#### DATASET CONTENT ####
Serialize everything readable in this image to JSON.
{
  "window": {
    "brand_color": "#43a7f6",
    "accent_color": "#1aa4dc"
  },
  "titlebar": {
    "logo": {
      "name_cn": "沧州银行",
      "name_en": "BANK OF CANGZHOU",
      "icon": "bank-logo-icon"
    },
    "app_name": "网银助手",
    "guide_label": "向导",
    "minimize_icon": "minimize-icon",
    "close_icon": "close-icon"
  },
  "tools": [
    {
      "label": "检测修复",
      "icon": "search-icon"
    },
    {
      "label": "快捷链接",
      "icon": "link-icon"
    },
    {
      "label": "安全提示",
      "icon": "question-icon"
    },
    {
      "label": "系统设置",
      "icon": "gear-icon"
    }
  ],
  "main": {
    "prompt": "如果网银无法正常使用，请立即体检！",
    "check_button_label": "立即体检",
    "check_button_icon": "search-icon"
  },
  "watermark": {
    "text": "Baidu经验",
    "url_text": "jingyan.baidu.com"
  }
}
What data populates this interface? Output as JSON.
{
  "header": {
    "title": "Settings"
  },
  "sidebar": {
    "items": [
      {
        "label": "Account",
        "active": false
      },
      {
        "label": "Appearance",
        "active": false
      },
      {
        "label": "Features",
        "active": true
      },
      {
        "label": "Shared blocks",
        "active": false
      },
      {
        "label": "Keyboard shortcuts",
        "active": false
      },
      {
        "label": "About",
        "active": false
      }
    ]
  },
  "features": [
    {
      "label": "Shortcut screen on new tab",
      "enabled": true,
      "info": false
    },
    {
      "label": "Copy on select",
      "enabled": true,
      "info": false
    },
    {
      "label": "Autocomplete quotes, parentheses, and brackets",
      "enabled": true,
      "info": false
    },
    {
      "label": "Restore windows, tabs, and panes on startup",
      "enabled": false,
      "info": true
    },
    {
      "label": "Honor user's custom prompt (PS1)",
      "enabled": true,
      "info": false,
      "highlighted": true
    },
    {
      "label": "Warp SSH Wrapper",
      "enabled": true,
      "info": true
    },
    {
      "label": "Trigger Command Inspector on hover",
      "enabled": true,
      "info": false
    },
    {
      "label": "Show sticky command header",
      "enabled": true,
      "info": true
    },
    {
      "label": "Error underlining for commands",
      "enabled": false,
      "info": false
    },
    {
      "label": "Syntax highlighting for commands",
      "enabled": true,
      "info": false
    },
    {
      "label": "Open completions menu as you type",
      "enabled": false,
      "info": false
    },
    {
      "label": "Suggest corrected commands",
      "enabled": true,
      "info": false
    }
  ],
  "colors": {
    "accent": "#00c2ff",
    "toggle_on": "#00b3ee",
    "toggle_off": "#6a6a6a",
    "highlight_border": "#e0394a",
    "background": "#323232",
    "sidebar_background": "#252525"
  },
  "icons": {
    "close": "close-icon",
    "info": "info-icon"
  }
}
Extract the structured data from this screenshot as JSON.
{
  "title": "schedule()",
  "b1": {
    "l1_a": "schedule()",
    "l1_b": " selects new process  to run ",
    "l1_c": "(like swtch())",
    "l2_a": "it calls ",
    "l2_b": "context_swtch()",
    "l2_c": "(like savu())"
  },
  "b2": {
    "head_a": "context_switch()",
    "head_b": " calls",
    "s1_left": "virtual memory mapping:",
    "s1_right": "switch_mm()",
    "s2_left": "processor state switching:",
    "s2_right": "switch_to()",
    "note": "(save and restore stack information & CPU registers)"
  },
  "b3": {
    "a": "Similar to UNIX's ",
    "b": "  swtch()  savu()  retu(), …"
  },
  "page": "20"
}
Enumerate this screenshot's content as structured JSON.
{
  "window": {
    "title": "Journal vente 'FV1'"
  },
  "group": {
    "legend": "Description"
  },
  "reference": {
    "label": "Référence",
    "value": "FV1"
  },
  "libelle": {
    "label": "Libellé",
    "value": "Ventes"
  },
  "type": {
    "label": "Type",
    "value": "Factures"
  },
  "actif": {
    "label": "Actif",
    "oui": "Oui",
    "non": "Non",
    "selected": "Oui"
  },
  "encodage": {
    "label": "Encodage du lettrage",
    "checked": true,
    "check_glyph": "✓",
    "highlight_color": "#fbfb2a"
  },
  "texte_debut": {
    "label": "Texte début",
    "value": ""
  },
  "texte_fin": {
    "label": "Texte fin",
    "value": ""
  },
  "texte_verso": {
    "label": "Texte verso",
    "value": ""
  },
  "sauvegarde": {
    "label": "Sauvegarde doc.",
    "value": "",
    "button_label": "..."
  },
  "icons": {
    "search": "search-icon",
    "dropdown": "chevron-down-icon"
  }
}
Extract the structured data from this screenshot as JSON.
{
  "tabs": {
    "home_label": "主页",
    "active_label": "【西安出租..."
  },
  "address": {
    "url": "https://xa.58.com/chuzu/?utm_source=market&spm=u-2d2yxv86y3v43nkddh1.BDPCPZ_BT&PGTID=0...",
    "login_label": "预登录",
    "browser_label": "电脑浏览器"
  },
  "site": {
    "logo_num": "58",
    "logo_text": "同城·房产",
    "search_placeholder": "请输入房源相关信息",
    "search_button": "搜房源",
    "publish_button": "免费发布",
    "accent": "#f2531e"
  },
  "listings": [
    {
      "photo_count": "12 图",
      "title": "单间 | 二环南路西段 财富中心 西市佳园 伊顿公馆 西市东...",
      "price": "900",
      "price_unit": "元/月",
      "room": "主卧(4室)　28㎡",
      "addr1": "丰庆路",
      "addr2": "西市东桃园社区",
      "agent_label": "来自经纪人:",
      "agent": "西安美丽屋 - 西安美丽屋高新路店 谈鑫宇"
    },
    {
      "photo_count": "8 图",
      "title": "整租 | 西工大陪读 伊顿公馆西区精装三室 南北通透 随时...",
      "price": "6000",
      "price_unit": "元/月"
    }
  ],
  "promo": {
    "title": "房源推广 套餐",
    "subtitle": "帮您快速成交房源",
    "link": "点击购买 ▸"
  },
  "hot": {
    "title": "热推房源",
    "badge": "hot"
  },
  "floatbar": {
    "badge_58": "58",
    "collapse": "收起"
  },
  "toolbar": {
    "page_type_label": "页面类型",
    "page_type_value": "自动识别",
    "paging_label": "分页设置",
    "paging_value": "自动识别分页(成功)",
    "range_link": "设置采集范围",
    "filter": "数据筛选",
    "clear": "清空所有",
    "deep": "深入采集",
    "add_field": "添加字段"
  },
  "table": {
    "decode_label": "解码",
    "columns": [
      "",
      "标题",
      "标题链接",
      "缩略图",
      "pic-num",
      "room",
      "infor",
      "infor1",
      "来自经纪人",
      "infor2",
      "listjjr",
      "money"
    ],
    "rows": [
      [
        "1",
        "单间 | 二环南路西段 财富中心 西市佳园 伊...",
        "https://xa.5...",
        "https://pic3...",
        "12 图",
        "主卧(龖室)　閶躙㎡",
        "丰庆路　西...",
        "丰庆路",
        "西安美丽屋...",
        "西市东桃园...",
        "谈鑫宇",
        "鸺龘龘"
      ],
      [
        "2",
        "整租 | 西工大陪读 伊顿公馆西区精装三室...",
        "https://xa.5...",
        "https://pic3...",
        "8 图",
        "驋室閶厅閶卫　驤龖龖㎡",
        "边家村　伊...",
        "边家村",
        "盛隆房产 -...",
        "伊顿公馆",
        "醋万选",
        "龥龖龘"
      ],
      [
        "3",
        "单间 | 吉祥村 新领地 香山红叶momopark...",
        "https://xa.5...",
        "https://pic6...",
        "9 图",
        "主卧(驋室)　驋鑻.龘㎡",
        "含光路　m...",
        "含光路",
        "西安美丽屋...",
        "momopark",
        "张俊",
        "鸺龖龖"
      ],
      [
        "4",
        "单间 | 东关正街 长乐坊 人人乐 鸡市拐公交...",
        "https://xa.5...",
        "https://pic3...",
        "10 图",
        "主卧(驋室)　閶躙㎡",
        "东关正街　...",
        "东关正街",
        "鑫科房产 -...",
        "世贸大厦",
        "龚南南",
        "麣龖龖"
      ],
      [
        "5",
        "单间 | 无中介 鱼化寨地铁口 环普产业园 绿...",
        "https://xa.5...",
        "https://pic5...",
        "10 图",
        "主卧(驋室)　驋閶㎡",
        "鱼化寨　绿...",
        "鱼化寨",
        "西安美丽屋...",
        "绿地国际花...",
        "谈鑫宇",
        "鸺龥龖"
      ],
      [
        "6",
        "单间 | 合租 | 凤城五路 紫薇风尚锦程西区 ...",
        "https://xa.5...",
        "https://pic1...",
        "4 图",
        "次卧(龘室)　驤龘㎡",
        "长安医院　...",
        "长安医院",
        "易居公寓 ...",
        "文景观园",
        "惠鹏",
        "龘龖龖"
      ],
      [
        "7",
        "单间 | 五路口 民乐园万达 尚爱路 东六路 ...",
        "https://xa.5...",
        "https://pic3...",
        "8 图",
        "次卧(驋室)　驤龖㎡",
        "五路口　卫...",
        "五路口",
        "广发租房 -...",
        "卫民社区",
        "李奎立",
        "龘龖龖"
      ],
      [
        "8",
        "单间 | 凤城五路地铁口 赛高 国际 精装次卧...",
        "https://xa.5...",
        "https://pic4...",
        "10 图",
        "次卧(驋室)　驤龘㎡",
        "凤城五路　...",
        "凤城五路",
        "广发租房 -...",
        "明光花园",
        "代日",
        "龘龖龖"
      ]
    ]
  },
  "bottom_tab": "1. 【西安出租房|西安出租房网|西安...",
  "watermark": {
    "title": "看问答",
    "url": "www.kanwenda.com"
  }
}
####
- [WHAT YOU NEED TO DO]: Return only the count of lines in the records that hold the word "财富中心".

- [SOLUTION TO THIS TASK]: 2